▶ _DATASET EXTRACT_
************

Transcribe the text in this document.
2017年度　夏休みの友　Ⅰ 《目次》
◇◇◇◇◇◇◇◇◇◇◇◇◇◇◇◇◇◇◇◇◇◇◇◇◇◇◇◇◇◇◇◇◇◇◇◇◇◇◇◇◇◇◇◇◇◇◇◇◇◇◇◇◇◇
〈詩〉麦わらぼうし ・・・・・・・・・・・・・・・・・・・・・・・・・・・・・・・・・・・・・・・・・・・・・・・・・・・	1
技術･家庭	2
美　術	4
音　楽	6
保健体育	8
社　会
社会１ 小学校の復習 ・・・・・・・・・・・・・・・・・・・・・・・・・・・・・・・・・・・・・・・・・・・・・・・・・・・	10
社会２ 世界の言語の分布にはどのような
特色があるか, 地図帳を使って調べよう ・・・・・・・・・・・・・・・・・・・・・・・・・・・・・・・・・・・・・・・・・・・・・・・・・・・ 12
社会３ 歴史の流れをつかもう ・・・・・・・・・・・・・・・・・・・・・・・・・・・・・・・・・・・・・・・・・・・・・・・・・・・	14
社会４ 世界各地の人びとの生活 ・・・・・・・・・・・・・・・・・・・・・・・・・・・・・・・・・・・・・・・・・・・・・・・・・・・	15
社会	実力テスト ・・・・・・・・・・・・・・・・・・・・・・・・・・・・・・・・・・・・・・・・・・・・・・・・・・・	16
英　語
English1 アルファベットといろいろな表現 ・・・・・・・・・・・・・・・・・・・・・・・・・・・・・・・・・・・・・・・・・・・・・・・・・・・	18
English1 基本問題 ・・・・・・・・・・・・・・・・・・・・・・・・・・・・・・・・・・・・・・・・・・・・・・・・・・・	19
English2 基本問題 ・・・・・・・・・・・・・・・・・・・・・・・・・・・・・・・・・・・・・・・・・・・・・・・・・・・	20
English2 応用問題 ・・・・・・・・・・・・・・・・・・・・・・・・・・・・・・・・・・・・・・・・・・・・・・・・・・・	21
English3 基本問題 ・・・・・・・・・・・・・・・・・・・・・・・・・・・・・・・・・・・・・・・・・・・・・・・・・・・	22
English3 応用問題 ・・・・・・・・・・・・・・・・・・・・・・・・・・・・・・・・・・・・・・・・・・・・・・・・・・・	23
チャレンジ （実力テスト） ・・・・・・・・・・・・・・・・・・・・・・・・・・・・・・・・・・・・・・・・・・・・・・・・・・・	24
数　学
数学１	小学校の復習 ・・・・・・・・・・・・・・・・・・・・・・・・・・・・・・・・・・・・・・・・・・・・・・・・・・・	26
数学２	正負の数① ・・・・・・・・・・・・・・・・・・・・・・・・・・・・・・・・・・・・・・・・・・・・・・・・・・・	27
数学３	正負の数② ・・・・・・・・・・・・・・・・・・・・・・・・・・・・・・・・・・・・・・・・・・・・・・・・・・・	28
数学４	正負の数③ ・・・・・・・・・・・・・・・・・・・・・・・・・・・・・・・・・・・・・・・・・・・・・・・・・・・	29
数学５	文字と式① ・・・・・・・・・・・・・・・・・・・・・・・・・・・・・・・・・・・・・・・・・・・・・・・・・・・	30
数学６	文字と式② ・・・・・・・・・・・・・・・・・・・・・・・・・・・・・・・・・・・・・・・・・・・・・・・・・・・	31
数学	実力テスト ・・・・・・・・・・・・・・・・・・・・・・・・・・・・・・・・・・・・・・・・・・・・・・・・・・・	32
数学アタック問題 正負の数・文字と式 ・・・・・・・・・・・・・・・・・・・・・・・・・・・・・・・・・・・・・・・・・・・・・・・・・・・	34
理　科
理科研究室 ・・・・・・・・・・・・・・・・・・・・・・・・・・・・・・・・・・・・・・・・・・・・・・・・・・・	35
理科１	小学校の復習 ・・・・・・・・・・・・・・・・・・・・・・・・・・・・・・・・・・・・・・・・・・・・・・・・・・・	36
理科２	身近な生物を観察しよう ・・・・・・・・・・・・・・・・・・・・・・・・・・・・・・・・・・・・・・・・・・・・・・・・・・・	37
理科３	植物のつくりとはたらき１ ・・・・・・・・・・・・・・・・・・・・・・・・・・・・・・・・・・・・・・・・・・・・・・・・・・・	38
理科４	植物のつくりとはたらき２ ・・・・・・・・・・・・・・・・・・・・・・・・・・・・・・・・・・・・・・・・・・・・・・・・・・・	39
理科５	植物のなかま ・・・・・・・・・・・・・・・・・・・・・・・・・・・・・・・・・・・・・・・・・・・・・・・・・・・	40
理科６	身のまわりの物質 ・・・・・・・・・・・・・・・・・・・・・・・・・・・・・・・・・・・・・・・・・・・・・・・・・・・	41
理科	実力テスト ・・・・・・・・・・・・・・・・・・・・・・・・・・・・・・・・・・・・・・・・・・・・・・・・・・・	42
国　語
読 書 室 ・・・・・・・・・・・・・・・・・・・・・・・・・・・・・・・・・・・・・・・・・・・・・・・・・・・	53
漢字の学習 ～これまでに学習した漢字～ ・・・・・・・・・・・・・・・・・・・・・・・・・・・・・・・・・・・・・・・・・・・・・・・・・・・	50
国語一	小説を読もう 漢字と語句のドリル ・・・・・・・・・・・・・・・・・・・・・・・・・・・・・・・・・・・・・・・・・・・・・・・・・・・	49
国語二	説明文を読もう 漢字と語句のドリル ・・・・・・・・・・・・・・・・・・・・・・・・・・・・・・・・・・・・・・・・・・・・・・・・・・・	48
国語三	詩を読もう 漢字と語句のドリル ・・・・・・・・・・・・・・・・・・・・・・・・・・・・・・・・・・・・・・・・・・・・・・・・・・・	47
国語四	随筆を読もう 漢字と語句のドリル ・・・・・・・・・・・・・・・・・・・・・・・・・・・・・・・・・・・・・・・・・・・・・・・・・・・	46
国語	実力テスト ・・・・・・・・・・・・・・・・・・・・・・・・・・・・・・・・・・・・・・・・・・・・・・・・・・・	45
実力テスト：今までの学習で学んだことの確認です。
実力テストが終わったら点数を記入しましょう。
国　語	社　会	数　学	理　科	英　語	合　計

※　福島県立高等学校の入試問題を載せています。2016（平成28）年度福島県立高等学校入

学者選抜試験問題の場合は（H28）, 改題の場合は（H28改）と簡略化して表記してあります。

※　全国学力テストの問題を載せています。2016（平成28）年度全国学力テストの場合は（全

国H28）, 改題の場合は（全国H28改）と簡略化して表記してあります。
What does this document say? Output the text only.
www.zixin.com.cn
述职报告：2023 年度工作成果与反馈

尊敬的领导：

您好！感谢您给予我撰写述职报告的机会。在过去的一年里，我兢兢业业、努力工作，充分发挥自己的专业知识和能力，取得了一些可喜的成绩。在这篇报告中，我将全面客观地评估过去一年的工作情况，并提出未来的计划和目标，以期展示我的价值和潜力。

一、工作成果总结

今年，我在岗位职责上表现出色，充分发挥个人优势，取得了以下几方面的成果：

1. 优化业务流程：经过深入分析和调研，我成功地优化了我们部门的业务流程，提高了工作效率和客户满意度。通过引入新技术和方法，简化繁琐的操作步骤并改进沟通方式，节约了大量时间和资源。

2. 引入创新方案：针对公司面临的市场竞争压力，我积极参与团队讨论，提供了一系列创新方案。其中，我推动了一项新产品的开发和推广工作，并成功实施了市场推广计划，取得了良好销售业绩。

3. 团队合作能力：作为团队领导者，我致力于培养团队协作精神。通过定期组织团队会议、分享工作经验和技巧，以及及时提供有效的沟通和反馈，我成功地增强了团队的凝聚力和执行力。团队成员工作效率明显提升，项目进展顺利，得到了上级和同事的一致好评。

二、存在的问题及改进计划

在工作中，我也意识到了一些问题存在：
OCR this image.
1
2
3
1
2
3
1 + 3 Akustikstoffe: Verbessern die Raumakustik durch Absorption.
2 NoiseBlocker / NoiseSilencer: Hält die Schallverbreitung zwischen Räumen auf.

************

▶ _AIM OF THE EXERCISE_
Pick out, from the lines above, every one that contains the string "漢字と語句のドリル".

▶ _RESULT FOR THIS EXERCISE_
国語一	小説を読もう 漢字と語句のドリル ・・・・・・・・・・・・・・・・・・・・・・・・・・・・・・・・・・・・・・・・・・・・・・・・・・・	49
国語二	説明文を読もう 漢字と語句のドリル ・・・・・・・・・・・・・・・・・・・・・・・・・・・・・・・・・・・・・・・・・・・・・・・・・・・	48
国語三	詩を読もう 漢字と語句のドリル ・・・・・・・・・・・・・・・・・・・・・・・・・・・・・・・・・・・・・・・・・・・・・・・・・・・	47
国語四	随筆を読もう 漢字と語句のドリル ・・・・・・・・・・・・・・・・・・・・・・・・・・・・・・・・・・・・・・・・・・・・・・・・・・・	46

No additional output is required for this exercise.